## start Provided data

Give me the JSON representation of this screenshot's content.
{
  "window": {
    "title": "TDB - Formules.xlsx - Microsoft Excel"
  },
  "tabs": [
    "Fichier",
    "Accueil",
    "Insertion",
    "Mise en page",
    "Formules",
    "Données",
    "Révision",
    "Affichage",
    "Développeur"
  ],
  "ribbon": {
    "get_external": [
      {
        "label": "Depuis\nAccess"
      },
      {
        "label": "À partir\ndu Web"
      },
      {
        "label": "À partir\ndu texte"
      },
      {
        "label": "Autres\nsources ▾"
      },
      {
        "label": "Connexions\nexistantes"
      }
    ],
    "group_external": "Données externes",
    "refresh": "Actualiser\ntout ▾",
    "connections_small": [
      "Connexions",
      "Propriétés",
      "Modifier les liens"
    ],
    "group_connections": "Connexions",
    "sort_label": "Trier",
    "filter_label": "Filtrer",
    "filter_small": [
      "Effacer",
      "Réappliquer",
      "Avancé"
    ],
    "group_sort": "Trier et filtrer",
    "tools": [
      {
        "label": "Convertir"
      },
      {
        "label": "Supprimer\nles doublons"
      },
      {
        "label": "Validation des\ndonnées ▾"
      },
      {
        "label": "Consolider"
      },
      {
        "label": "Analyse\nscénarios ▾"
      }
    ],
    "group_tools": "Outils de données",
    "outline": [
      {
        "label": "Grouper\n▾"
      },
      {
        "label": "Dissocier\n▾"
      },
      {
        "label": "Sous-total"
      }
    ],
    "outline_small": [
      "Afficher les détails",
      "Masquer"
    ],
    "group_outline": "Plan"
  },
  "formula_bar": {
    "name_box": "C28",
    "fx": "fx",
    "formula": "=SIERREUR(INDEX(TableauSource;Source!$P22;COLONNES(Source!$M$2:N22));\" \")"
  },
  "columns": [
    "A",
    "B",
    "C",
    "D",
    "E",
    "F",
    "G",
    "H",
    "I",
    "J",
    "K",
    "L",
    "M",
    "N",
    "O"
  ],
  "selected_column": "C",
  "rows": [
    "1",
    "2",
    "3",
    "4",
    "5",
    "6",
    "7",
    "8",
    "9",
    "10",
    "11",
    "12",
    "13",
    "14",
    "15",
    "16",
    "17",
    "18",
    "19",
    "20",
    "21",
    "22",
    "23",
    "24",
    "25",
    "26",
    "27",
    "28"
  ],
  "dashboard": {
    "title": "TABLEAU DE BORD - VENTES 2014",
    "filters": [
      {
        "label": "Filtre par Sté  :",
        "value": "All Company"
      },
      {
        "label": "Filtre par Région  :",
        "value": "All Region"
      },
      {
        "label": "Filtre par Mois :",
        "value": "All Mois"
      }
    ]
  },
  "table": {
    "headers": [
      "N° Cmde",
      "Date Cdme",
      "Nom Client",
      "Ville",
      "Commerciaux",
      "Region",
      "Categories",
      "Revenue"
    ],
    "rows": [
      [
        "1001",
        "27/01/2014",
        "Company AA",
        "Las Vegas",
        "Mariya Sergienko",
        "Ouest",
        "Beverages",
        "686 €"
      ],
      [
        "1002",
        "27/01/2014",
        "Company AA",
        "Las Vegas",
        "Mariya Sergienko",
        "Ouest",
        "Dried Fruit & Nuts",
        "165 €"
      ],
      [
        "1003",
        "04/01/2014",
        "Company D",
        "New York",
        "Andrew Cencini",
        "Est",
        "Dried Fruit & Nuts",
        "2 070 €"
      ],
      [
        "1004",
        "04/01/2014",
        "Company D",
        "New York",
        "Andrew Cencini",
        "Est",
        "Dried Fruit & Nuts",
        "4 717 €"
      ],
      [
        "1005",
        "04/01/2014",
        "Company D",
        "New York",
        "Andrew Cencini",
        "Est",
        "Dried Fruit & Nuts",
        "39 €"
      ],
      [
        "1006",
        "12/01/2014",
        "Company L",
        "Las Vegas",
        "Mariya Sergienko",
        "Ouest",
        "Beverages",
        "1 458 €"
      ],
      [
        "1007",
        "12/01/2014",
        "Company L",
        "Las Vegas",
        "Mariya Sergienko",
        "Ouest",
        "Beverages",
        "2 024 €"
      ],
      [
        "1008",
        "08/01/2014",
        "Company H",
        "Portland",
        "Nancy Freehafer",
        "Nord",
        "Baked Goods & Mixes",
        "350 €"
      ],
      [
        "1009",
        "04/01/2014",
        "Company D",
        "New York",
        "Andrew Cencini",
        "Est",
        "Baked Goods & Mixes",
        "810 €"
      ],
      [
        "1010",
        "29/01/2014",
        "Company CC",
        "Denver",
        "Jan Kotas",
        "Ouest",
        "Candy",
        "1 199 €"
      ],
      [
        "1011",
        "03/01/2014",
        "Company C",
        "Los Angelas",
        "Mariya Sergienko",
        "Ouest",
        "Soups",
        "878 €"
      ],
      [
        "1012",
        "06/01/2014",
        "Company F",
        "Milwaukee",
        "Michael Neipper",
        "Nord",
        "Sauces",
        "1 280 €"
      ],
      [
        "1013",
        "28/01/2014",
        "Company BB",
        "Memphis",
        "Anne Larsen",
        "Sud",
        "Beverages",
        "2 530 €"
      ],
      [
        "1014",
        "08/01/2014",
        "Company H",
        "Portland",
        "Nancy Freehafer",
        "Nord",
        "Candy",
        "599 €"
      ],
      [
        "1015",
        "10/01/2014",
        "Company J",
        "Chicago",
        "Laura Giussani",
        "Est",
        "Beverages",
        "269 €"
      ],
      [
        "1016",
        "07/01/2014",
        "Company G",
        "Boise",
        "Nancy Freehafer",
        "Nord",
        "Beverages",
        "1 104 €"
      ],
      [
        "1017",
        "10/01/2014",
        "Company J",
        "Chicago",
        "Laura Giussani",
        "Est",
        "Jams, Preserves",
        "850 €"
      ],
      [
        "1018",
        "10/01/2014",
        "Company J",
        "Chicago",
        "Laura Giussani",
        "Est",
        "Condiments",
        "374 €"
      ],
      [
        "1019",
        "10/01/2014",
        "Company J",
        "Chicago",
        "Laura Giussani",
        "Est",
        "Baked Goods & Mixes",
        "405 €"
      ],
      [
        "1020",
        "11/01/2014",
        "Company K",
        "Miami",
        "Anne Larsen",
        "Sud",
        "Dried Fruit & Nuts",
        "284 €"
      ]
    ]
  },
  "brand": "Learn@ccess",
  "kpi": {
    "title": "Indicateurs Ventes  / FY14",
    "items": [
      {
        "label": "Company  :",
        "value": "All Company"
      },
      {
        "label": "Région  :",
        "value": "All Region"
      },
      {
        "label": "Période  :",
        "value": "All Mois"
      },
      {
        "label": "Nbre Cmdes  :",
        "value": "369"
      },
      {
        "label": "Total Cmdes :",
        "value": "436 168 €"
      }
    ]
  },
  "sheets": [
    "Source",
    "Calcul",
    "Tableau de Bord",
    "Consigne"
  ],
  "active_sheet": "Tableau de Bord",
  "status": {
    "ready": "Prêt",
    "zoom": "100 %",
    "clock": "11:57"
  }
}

## end Provided data

• Problem to work on: Give a word-for-word copy of the records.

• Output for this exercise:
Give me the JSON representation of this screenshot's content.
{
  "window": {
    "title": "TDB - Formules.xlsx - Microsoft Excel"
  },
  "tabs": [
    "Fichier",
    "Accueil",
    "Insertion",
    "Mise en page",
    "Formules",
    "Données",
    "Révision",
    "Affichage",
    "Développeur"
  ],
  "ribbon": {
    "get_external": [
      {
        "label": "Depuis\nAccess"
      },
      {
        "label": "À partir\ndu Web"
      },
      {
        "label": "À partir\ndu texte"
      },
      {
        "label": "Autres\nsources ▾"
      },
      {
        "label": "Connexions\nexistantes"
      }
    ],
    "group_external": "Données externes",
    "refresh": "Actualiser\ntout ▾",
    "connections_small": [
      "Connexions",
      "Propriétés",
      "Modifier les liens"
    ],
    "group_connections": "Connexions",
    "sort_label": "Trier",
    "filter_label": "Filtrer",
    "filter_small": [
      "Effacer",
      "Réappliquer",
      "Avancé"
    ],
    "group_sort": "Trier et filtrer",
    "tools": [
      {
        "label": "Convertir"
      },
      {
        "label": "Supprimer\nles doublons"
      },
      {
        "label": "Validation des\ndonnées ▾"
      },
      {
        "label": "Consolider"
      },
      {
        "label": "Analyse\nscénarios ▾"
      }
    ],
    "group_tools": "Outils de données",
    "outline": [
      {
        "label": "Grouper\n▾"
      },
      {
        "label": "Dissocier\n▾"
      },
      {
        "label": "Sous-total"
      }
    ],
    "outline_small": [
      "Afficher les détails",
      "Masquer"
    ],
    "group_outline": "Plan"
  },
  "formula_bar": {
    "name_box": "C28",
    "fx": "fx",
    "formula": "=SIERREUR(INDEX(TableauSource;Source!$P22;COLONNES(Source!$M$2:N22));\" \")"
  },
  "columns": [
    "A",
    "B",
    "C",
    "D",
    "E",
    "F",
    "G",
    "H",
    "I",
    "J",
    "K",
    "L",
    "M",
    "N",
    "O"
  ],
  "selected_column": "C",
  "rows": [
    "1",
    "2",
    "3",
    "4",
    "5",
    "6",
    "7",
    "8",
    "9",
    "10",
    "11",
    "12",
    "13",
    "14",
    "15",
    "16",
    "17",
    "18",
    "19",
    "20",
    "21",
    "22",
    "23",
    "24",
    "25",
    "26",
    "27",
    "28"
  ],
  "dashboard": {
    "title": "TABLEAU DE BORD - VENTES 2014",
    "filters": [
      {
        "label": "Filtre par Sté  :",
        "value": "All Company"
      },
      {
        "label": "Filtre par Région  :",
        "value": "All Region"
      },
      {
        "label": "Filtre par Mois :",
        "value": "All Mois"
      }
    ]
  },
  "table": {
    "headers": [
      "N° Cmde",
      "Date Cdme",
      "Nom Client",
      "Ville",
      "Commerciaux",
      "Region",
      "Categories",
      "Revenue"
    ],
    "rows": [
      [
        "1001",
        "27/01/2014",
        "Company AA",
        "Las Vegas",
        "Mariya Sergienko",
        "Ouest",
        "Beverages",
        "686 €"
      ],
      [
        "1002",
        "27/01/2014",
        "Company AA",
        "Las Vegas",
        "Mariya Sergienko",
        "Ouest",
        "Dried Fruit & Nuts",
        "165 €"
      ],
      [
        "1003",
        "04/01/2014",
        "Company D",
        "New York",
        "Andrew Cencini",
        "Est",
        "Dried Fruit & Nuts",
        "2 070 €"
      ],
      [
        "1004",
        "04/01/2014",
        "Company D",
        "New York",
        "Andrew Cencini",
        "Est",
        "Dried Fruit & Nuts",
        "4 717 €"
      ],
      [
        "1005",
        "04/01/2014",
        "Company D",
        "New York",
        "Andrew Cencini",
        "Est",
        "Dried Fruit & Nuts",
        "39 €"
      ],
      [
        "1006",
        "12/01/2014",
        "Company L",
        "Las Vegas",
        "Mariya Sergienko",
        "Ouest",
        "Beverages",
        "1 458 €"
      ],
      [
        "1007",
        "12/01/2014",
        "Company L",
        "Las Vegas",
        "Mariya Sergienko",
        "Ouest",
        "Beverages",
        "2 024 €"
      ],
      [
        "1008",
        "08/01/2014",
        "Company H",
        "Portland",
        "Nancy Freehafer",
        "Nord",
        "Baked Goods & Mixes",
        "350 €"
      ],
      [
        "1009",
        "04/01/2014",
        "Company D",
        "New York",
        "Andrew Cencini",
        "Est",
        "Baked Goods & Mixes",
        "810 €"
      ],
      [
        "1010",
        "29/01/2014",
        "Company CC",
        "Denver",
        "Jan Kotas",
        "Ouest",
        "Candy",
        "1 199 €"
      ],
      [
        "1011",
        "03/01/2014",
        "Company C",
        "Los Angelas",
        "Mariya Sergienko",
        "Ouest",
        "Soups",
        "878 €"
      ],
      [
        "1012",
        "06/01/2014",
        "Company F",
        "Milwaukee",
        "Michael Neipper",
        "Nord",
        "Sauces",
        "1 280 €"
      ],
      [
        "1013",
        "28/01/2014",
        "Company BB",
        "Memphis",
        "Anne Larsen",
        "Sud",
        "Beverages",
        "2 530 €"
      ],
      [
        "1014",
        "08/01/2014",
        "Company H",
        "Portland",
        "Nancy Freehafer",
        "Nord",
        "Candy",
        "599 €"
      ],
      [
        "1015",
        "10/01/2014",
        "Company J",
        "Chicago",
        "Laura Giussani",
        "Est",
        "Beverages",
        "269 €"
      ],
      [
        "1016",
        "07/01/2014",
        "Company G",
        "Boise",
        "Nancy Freehafer",
        "Nord",
        "Beverages",
        "1 104 €"
      ],
      [
        "1017",
        "10/01/2014",
        "Company J",
        "Chicago",
        "Laura Giussani",
        "Est",
        "Jams, Preserves",
        "850 €"
      ],
      [
        "1018",
        "10/01/2014",
        "Company J",
        "Chicago",
        "Laura Giussani",
        "Est",
        "Condiments",
        "374 €"
      ],
      [
        "1019",
        "10/01/2014",
        "Company J",
        "Chicago",
        "Laura Giussani",
        "Est",
        "Baked Goods & Mixes",
        "405 €"
      ],
      [
        "1020",
        "11/01/2014",
        "Company K",
        "Miami",
        "Anne Larsen",
        "Sud",
        "Dried Fruit & Nuts",
        "284 €"
      ]
    ]
  },
  "brand": "Learn@ccess",
  "kpi": {
    "title": "Indicateurs Ventes  / FY14",
    "items": [
      {
        "label": "Company  :",
        "value": "All Company"
      },
      {
        "label": "Région  :",
        "value": "All Region"
      },
      {
        "label": "Période  :",
        "value": "All Mois"
      },
      {
        "label": "Nbre Cmdes  :",
        "value": "369"
      },
      {
        "label": "Total Cmdes :",
        "value": "436 168 €"
      }
    ]
  },
  "sheets": [
    "Source",
    "Calcul",
    "Tableau de Bord",
    "Consigne"
  ],
  "active_sheet": "Tableau de Bord",
  "status": {
    "ready": "Prêt",
    "zoom": "100 %",
    "clock": "11:57"
  }
}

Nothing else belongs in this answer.